Dataset items:
* * * * *

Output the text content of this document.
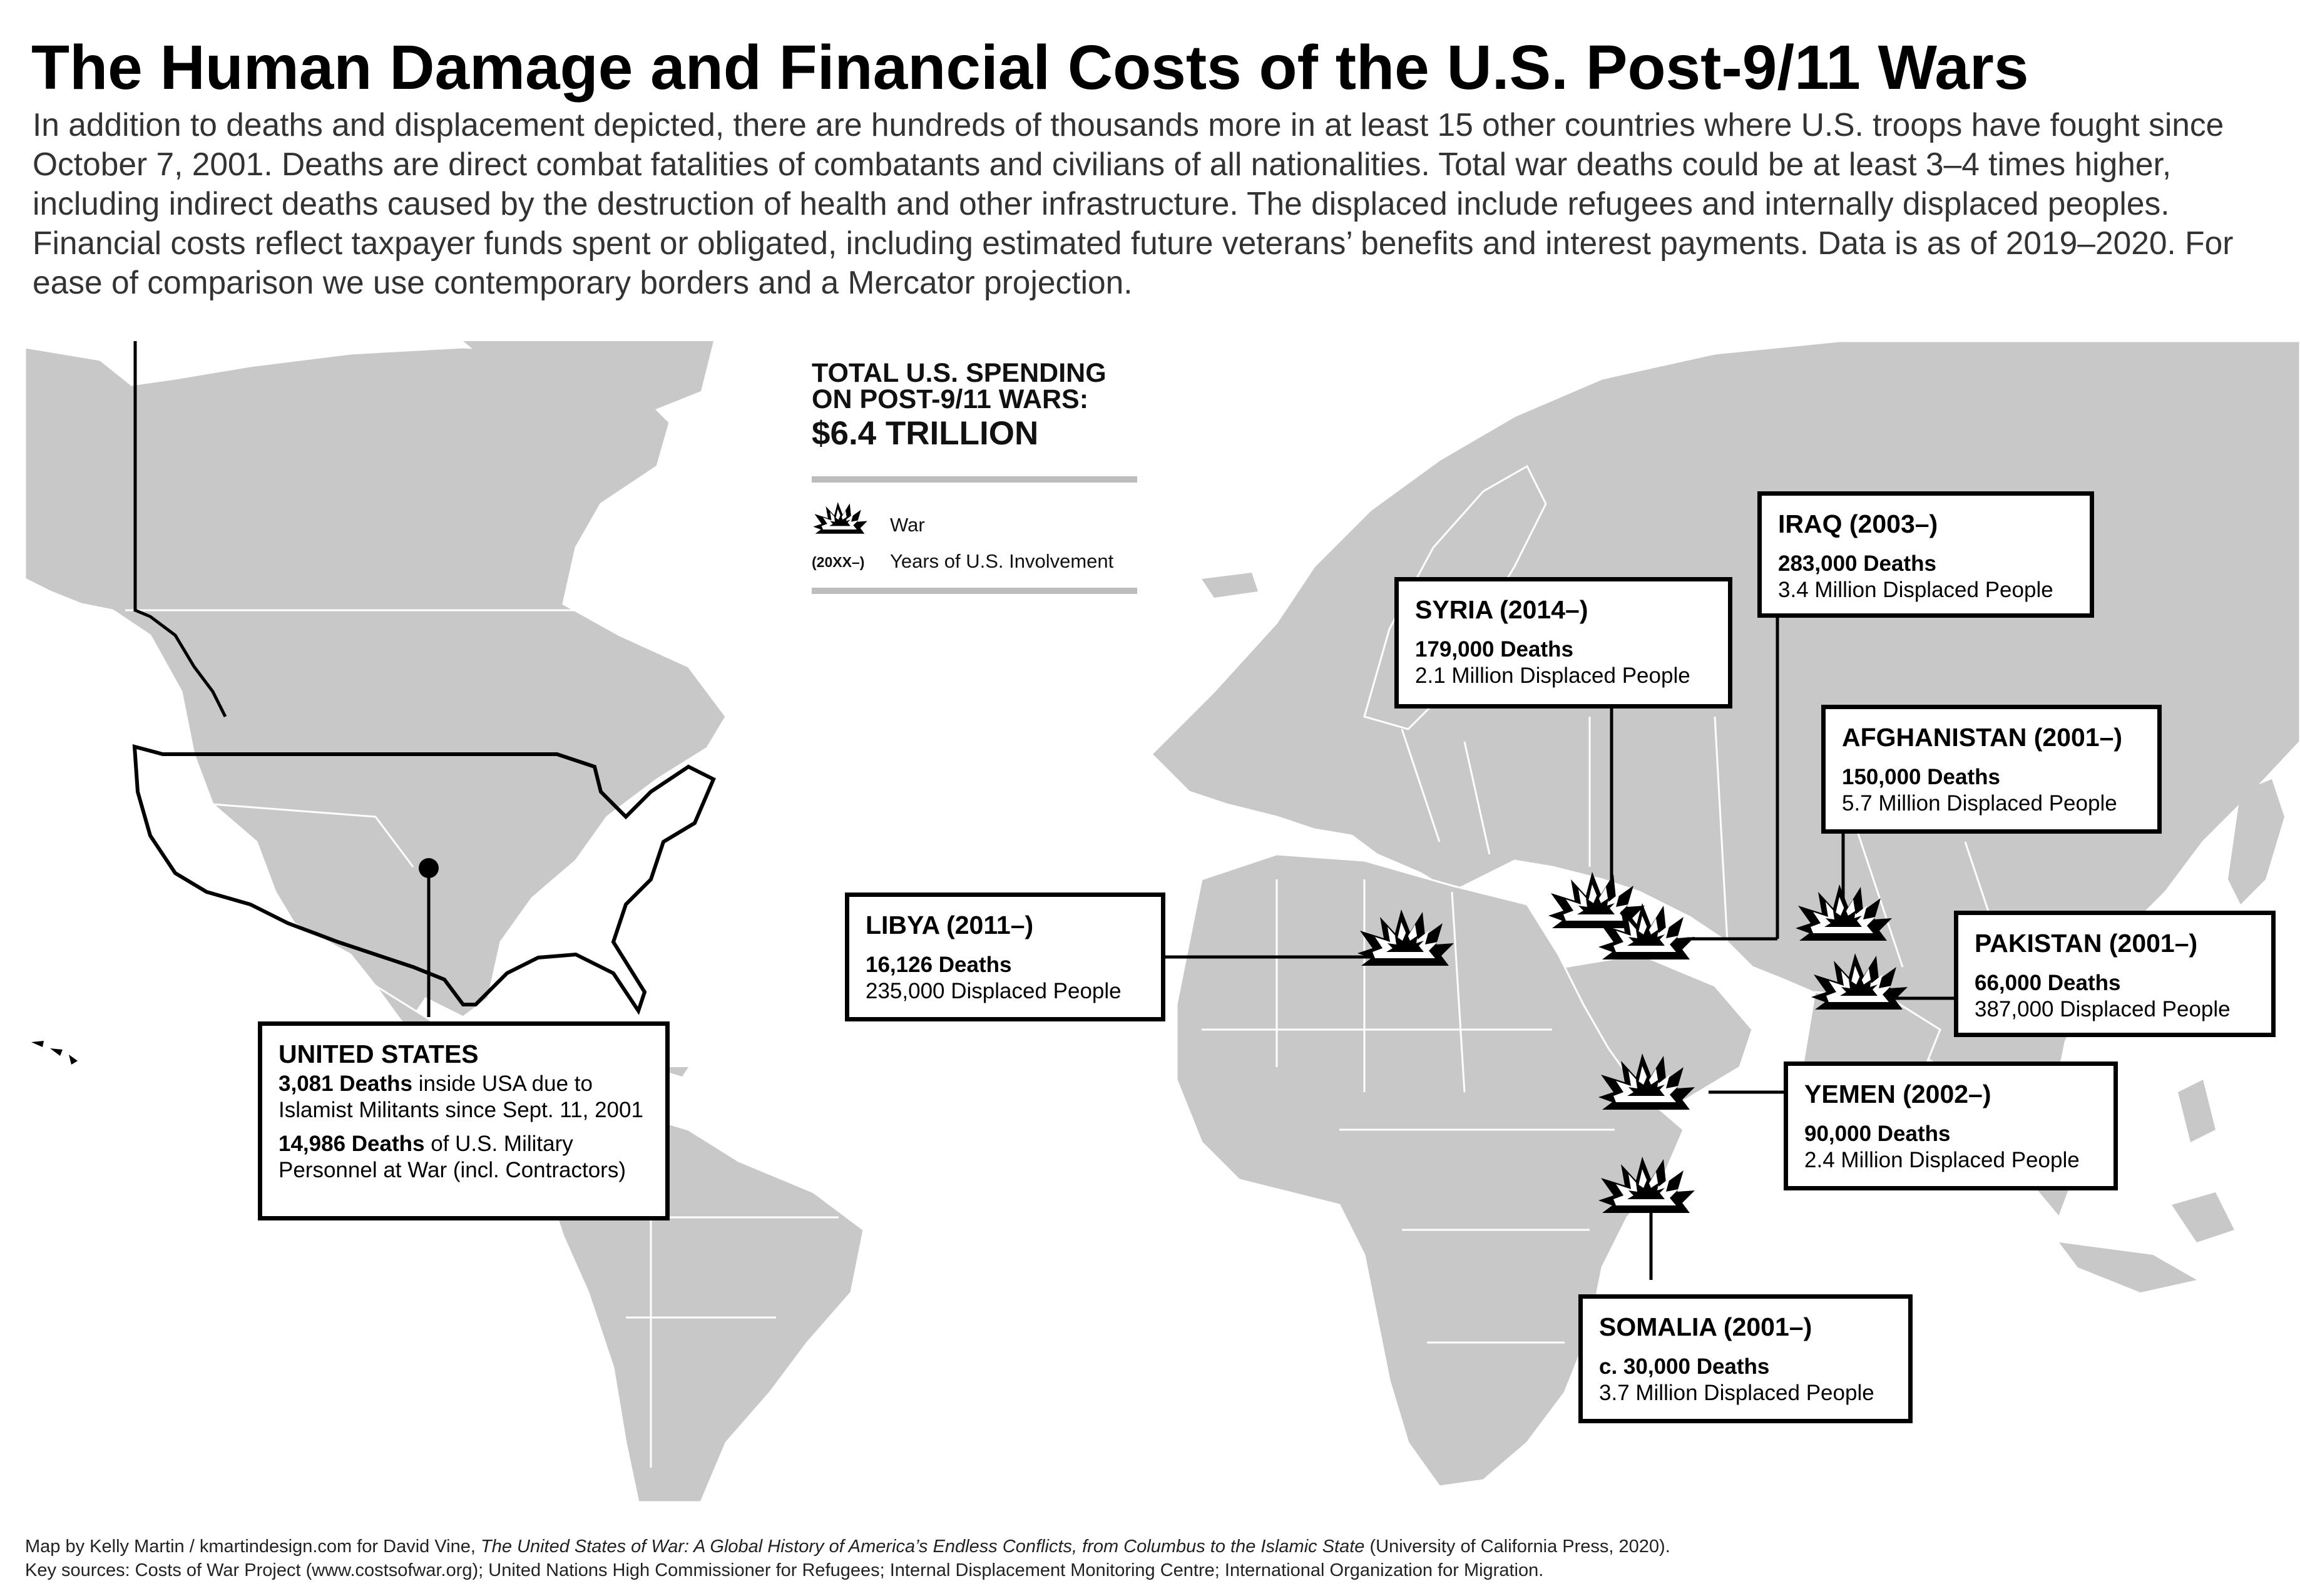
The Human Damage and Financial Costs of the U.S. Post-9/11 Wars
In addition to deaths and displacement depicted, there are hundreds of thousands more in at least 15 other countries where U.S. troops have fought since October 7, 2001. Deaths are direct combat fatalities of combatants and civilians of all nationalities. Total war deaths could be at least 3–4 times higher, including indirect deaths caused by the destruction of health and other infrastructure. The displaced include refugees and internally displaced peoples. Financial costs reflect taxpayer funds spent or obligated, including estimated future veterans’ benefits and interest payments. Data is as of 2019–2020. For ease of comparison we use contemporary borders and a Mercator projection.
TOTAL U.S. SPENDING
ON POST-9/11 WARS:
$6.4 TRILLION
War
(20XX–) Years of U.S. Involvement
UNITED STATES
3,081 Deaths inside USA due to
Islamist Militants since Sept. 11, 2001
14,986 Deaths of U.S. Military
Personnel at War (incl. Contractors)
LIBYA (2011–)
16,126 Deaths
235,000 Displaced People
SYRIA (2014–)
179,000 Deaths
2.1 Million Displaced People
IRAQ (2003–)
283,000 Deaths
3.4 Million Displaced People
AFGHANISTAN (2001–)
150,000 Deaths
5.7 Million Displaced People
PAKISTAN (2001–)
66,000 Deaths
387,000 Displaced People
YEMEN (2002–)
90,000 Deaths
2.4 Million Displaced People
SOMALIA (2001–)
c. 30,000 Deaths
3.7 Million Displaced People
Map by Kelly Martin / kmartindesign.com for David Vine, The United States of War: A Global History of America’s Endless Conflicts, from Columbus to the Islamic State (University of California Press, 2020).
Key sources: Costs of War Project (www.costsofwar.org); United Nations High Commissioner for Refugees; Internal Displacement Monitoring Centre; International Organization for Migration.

* * * * *

Make a word-for-word copy of the entries, without any pictures.

■ **Exercise result**:
Output the text content of this document.
The Human Damage and Financial Costs of the U.S. Post-9/11 Wars
In addition to deaths and displacement depicted, there are hundreds of thousands more in at least 15 other countries where U.S. troops have fought since October 7, 2001. Deaths are direct combat fatalities of combatants and civilians of all nationalities. Total war deaths could be at least 3–4 times higher, including indirect deaths caused by the destruction of health and other infrastructure. The displaced include refugees and internally displaced peoples. Financial costs reflect taxpayer funds spent or obligated, including estimated future veterans’ benefits and interest payments. Data is as of 2019–2020. For ease of comparison we use contemporary borders and a Mercator projection.
TOTAL U.S. SPENDING
ON POST-9/11 WARS:
$6.4 TRILLION
War
(20XX–) Years of U.S. Involvement
UNITED STATES
3,081 Deaths inside USA due to
Islamist Militants since Sept. 11, 2001
14,986 Deaths of U.S. Military
Personnel at War (incl. Contractors)
LIBYA (2011–)
16,126 Deaths
235,000 Displaced People
SYRIA (2014–)
179,000 Deaths
2.1 Million Displaced People
IRAQ (2003–)
283,000 Deaths
3.4 Million Displaced People
AFGHANISTAN (2001–)
150,000 Deaths
5.7 Million Displaced People
PAKISTAN (2001–)
66,000 Deaths
387,000 Displaced People
YEMEN (2002–)
90,000 Deaths
2.4 Million Displaced People
SOMALIA (2001–)
c. 30,000 Deaths
3.7 Million Displaced People
Map by Kelly Martin / kmartindesign.com for David Vine, The United States of War: A Global History of America’s Endless Conflicts, from Columbus to the Islamic State (University of California Press, 2020).
Key sources: Costs of War Project (www.costsofwar.org); United Nations High Commissioner for Refugees; Internal Displacement Monitoring Centre; International Organization for Migration.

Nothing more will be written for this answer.